_YOUR INSTRUCTIONS_
Retype each record below word for word. Leave the pictures out.

(Extracted data entries)
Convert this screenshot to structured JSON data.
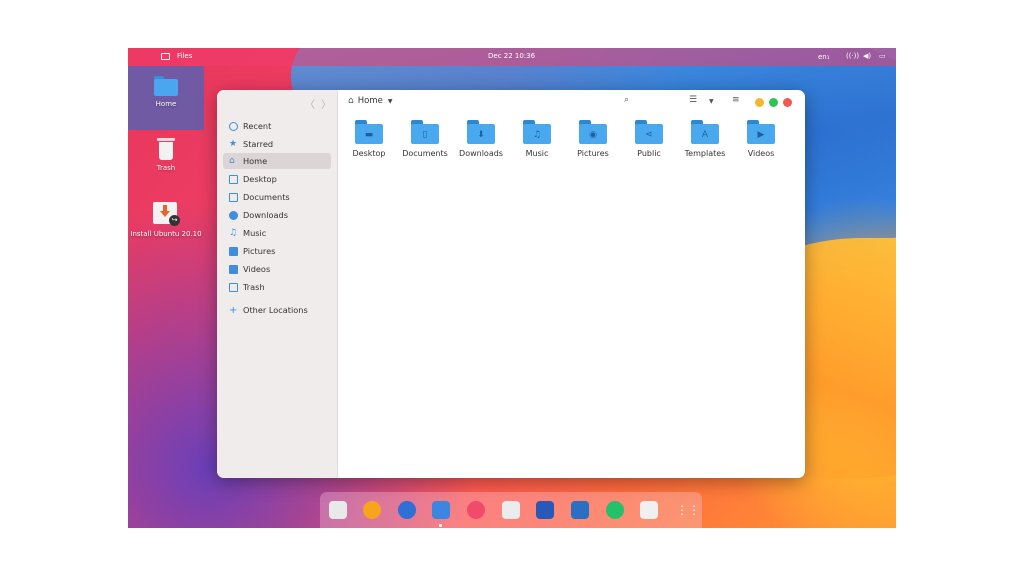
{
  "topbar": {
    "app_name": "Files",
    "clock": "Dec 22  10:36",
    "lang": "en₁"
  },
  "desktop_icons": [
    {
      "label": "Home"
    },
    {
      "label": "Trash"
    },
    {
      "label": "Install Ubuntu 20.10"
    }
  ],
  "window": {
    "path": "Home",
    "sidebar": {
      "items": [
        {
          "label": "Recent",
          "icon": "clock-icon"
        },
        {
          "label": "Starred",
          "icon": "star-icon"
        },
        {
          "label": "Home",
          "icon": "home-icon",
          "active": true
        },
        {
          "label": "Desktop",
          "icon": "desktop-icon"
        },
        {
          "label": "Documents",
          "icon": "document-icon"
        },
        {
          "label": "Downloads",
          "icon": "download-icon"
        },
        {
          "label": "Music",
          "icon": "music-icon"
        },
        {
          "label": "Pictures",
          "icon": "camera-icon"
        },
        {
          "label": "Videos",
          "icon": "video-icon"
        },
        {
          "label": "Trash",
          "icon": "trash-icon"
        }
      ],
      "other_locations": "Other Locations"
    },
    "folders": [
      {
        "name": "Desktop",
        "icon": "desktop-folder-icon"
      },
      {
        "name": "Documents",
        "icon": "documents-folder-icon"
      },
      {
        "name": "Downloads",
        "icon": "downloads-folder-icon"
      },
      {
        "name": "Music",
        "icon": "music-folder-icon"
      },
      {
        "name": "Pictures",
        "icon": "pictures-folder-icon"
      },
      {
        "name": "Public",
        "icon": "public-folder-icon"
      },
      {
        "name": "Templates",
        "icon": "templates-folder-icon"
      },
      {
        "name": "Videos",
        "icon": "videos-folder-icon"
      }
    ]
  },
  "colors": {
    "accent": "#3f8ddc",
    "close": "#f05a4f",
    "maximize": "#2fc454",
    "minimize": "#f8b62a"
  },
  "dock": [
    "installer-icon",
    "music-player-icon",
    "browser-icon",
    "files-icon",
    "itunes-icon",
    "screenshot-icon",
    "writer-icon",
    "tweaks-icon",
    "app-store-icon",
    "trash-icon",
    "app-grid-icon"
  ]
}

_THE COMPLETED TASK_
Convert this screenshot to structured JSON data.
{
  "topbar": {
    "app_name": "Files",
    "clock": "Dec 22  10:36",
    "lang": "en₁"
  },
  "desktop_icons": [
    {
      "label": "Home"
    },
    {
      "label": "Trash"
    },
    {
      "label": "Install Ubuntu 20.10"
    }
  ],
  "window": {
    "path": "Home",
    "sidebar": {
      "items": [
        {
          "label": "Recent",
          "icon": "clock-icon"
        },
        {
          "label": "Starred",
          "icon": "star-icon"
        },
        {
          "label": "Home",
          "icon": "home-icon",
          "active": true
        },
        {
          "label": "Desktop",
          "icon": "desktop-icon"
        },
        {
          "label": "Documents",
          "icon": "document-icon"
        },
        {
          "label": "Downloads",
          "icon": "download-icon"
        },
        {
          "label": "Music",
          "icon": "music-icon"
        },
        {
          "label": "Pictures",
          "icon": "camera-icon"
        },
        {
          "label": "Videos",
          "icon": "video-icon"
        },
        {
          "label": "Trash",
          "icon": "trash-icon"
        }
      ],
      "other_locations": "Other Locations"
    },
    "folders": [
      {
        "name": "Desktop",
        "icon": "desktop-folder-icon"
      },
      {
        "name": "Documents",
        "icon": "documents-folder-icon"
      },
      {
        "name": "Downloads",
        "icon": "downloads-folder-icon"
      },
      {
        "name": "Music",
        "icon": "music-folder-icon"
      },
      {
        "name": "Pictures",
        "icon": "pictures-folder-icon"
      },
      {
        "name": "Public",
        "icon": "public-folder-icon"
      },
      {
        "name": "Templates",
        "icon": "templates-folder-icon"
      },
      {
        "name": "Videos",
        "icon": "videos-folder-icon"
      }
    ]
  },
  "colors": {
    "accent": "#3f8ddc",
    "close": "#f05a4f",
    "maximize": "#2fc454",
    "minimize": "#f8b62a"
  },
  "dock": [
    "installer-icon",
    "music-player-icon",
    "browser-icon",
    "files-icon",
    "itunes-icon",
    "screenshot-icon",
    "writer-icon",
    "tweaks-icon",
    "app-store-icon",
    "trash-icon",
    "app-grid-icon"
  ]
}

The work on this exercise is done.